_Task details_. Which lines below hold the word "screenshot"? Report each one.

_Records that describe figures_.
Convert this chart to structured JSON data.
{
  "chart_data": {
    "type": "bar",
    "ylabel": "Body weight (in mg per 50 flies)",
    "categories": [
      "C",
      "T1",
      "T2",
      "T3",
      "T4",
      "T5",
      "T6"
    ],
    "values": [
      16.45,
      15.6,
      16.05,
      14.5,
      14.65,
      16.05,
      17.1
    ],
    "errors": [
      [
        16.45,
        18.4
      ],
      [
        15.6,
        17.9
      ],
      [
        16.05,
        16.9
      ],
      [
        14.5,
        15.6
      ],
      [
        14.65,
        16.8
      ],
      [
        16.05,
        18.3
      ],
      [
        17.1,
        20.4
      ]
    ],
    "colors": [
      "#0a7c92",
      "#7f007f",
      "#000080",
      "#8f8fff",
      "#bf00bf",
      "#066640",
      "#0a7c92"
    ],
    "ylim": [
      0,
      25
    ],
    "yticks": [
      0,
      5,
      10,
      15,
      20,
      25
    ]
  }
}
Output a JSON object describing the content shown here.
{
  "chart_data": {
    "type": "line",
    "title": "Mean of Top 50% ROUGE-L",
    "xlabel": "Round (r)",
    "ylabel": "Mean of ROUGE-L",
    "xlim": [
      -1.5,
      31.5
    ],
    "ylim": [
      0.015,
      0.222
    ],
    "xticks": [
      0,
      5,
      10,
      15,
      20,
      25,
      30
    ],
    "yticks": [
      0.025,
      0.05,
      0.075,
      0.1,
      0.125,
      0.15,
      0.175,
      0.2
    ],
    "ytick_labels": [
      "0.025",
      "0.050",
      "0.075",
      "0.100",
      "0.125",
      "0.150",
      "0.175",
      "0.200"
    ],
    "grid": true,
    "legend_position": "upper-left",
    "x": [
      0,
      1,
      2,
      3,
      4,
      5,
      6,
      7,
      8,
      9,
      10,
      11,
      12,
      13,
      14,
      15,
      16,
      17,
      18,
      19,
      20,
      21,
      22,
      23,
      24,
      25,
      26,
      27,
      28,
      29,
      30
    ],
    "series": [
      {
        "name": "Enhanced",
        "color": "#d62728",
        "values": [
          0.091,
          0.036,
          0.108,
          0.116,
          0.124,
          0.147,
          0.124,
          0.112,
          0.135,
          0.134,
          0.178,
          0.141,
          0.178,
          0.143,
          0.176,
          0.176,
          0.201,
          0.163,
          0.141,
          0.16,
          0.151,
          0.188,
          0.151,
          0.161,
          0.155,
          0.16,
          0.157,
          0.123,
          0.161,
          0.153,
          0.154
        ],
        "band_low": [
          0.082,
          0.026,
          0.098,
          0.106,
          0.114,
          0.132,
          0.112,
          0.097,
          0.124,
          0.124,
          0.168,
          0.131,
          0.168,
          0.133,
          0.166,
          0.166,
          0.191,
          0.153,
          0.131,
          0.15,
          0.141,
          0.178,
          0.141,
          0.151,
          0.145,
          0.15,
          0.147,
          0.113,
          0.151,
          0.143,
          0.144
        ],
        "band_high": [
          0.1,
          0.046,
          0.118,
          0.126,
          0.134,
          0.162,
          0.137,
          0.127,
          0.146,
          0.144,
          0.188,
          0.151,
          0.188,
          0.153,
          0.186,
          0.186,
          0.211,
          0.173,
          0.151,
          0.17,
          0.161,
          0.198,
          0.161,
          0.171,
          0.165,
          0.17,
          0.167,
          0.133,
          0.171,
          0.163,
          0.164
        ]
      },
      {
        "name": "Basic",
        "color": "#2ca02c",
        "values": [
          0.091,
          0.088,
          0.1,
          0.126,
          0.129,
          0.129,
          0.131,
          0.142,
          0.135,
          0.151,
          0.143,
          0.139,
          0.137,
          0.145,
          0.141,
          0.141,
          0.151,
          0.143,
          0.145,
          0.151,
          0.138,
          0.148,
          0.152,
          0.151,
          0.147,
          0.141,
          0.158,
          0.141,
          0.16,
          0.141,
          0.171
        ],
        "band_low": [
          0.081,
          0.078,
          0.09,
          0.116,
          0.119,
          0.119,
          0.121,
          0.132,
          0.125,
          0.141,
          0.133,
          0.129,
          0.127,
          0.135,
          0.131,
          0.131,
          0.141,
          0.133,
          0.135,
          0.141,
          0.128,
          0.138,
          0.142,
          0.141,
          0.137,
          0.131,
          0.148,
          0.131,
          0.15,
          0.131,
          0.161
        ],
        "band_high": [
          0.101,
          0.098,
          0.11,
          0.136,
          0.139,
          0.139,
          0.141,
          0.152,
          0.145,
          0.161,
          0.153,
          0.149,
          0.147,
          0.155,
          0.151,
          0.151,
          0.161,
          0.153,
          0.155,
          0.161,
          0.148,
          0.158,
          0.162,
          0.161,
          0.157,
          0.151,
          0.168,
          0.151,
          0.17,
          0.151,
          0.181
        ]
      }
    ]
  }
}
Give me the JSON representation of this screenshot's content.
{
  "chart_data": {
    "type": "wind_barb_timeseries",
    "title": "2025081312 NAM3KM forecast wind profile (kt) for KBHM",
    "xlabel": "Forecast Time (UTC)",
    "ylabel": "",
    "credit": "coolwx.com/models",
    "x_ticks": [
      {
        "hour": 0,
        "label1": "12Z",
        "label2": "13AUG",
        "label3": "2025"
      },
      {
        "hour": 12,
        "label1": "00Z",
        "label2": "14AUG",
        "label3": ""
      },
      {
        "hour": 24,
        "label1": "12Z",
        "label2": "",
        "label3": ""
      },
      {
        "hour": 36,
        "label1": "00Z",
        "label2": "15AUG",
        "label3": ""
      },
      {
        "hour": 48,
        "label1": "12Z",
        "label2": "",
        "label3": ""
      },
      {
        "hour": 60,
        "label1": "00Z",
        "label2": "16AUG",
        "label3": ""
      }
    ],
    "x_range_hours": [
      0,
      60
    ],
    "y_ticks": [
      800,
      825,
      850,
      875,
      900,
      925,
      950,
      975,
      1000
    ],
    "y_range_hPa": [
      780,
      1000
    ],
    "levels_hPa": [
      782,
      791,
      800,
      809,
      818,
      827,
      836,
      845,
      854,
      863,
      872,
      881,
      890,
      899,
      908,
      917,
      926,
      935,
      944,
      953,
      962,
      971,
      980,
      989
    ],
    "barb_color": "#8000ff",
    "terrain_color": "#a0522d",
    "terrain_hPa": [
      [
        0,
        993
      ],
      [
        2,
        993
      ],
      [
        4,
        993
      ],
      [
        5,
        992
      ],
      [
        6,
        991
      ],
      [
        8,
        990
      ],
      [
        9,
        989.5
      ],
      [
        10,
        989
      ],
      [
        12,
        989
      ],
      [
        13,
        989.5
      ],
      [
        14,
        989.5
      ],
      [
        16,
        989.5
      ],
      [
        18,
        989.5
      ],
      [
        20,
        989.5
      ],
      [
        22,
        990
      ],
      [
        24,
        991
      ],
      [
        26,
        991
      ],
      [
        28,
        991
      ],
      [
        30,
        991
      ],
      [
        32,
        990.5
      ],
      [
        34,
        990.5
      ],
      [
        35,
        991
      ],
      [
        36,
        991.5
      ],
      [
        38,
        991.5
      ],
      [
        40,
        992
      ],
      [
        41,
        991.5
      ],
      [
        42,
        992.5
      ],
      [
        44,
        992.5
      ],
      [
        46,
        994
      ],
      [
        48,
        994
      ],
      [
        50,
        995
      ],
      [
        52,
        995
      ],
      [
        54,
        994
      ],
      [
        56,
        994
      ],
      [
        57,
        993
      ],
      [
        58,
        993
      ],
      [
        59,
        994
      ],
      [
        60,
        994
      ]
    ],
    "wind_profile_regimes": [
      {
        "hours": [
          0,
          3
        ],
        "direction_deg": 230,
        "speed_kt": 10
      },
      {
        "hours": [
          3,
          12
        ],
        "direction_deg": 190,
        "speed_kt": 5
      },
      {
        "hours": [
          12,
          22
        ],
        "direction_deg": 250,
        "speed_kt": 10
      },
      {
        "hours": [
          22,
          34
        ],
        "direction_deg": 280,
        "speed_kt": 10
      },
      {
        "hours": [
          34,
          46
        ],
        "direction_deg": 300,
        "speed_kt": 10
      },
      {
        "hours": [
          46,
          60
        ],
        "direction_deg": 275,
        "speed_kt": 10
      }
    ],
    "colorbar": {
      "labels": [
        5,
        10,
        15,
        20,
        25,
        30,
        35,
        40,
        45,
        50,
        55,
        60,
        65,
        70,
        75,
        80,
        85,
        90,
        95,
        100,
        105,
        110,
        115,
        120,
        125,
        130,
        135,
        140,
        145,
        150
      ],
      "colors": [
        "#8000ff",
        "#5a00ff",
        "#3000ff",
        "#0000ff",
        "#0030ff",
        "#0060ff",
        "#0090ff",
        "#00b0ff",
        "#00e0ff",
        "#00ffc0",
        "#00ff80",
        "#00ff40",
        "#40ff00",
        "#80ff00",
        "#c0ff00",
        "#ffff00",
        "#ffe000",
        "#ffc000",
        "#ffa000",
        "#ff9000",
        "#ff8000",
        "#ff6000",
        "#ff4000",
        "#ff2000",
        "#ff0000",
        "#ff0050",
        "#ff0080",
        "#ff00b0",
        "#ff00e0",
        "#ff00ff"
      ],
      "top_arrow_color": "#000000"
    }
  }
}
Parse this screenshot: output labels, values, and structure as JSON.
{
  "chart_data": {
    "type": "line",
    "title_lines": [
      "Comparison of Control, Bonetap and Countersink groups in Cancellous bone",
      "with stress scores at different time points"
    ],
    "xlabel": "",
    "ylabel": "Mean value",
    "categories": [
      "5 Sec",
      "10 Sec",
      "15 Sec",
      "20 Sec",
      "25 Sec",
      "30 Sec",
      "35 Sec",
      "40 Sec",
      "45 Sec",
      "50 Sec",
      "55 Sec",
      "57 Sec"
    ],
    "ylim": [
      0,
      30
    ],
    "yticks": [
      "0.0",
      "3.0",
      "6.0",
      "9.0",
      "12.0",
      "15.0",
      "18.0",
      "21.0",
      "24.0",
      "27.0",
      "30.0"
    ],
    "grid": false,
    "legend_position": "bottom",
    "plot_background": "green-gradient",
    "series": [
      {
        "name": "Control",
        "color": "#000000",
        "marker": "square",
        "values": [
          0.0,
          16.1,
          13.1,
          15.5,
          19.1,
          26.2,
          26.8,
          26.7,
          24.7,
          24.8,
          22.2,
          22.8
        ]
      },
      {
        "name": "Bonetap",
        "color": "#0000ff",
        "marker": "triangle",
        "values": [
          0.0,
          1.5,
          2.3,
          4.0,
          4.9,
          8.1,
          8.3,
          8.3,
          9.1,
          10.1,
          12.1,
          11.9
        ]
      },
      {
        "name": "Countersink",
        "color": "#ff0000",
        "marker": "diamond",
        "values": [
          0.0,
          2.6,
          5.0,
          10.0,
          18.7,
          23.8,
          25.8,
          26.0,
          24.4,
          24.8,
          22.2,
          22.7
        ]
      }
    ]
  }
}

_Worked solution_.
Give me the JSON representation of this screenshot's content.
Parse this screenshot: output labels, values, and structure as JSON.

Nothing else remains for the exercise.